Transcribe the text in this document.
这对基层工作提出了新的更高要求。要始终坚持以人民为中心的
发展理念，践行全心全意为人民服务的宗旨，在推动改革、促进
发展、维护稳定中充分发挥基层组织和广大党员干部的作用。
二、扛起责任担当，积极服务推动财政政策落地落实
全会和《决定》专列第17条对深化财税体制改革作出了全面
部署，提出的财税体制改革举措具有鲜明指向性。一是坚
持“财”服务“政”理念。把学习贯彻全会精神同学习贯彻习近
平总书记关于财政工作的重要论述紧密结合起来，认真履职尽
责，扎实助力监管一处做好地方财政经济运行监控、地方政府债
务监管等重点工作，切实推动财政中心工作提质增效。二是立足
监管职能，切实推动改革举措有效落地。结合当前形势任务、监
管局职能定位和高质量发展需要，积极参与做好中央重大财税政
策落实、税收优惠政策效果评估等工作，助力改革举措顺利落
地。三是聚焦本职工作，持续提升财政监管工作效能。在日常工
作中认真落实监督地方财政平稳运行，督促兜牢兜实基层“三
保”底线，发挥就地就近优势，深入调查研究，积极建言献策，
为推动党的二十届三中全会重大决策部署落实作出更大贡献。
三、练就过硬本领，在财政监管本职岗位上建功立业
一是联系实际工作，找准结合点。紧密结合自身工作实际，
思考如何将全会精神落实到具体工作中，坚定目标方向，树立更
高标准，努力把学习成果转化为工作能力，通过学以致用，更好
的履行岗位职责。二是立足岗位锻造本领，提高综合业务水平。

Given problem :: Each entry above is to be printed again exactly.

Result ::
Transcribe the text in this document.
这对基层工作提出了新的更高要求。要始终坚持以人民为中心的
发展理念，践行全心全意为人民服务的宗旨，在推动改革、促进
发展、维护稳定中充分发挥基层组织和广大党员干部的作用。
二、扛起责任担当，积极服务推动财政政策落地落实
全会和《决定》专列第17条对深化财税体制改革作出了全面
部署，提出的财税体制改革举措具有鲜明指向性。一是坚
持“财”服务“政”理念。把学习贯彻全会精神同学习贯彻习近
平总书记关于财政工作的重要论述紧密结合起来，认真履职尽
责，扎实助力监管一处做好地方财政经济运行监控、地方政府债
务监管等重点工作，切实推动财政中心工作提质增效。二是立足
监管职能，切实推动改革举措有效落地。结合当前形势任务、监
管局职能定位和高质量发展需要，积极参与做好中央重大财税政
策落实、税收优惠政策效果评估等工作，助力改革举措顺利落
地。三是聚焦本职工作，持续提升财政监管工作效能。在日常工
作中认真落实监督地方财政平稳运行，督促兜牢兜实基层“三
保”底线，发挥就地就近优势，深入调查研究，积极建言献策，
为推动党的二十届三中全会重大决策部署落实作出更大贡献。
三、练就过硬本领，在财政监管本职岗位上建功立业
一是联系实际工作，找准结合点。紧密结合自身工作实际，
思考如何将全会精神落实到具体工作中，坚定目标方向，树立更
高标准，努力把学习成果转化为工作能力，通过学以致用，更好
的履行岗位职责。二是立足岗位锻造本领，提高综合业务水平。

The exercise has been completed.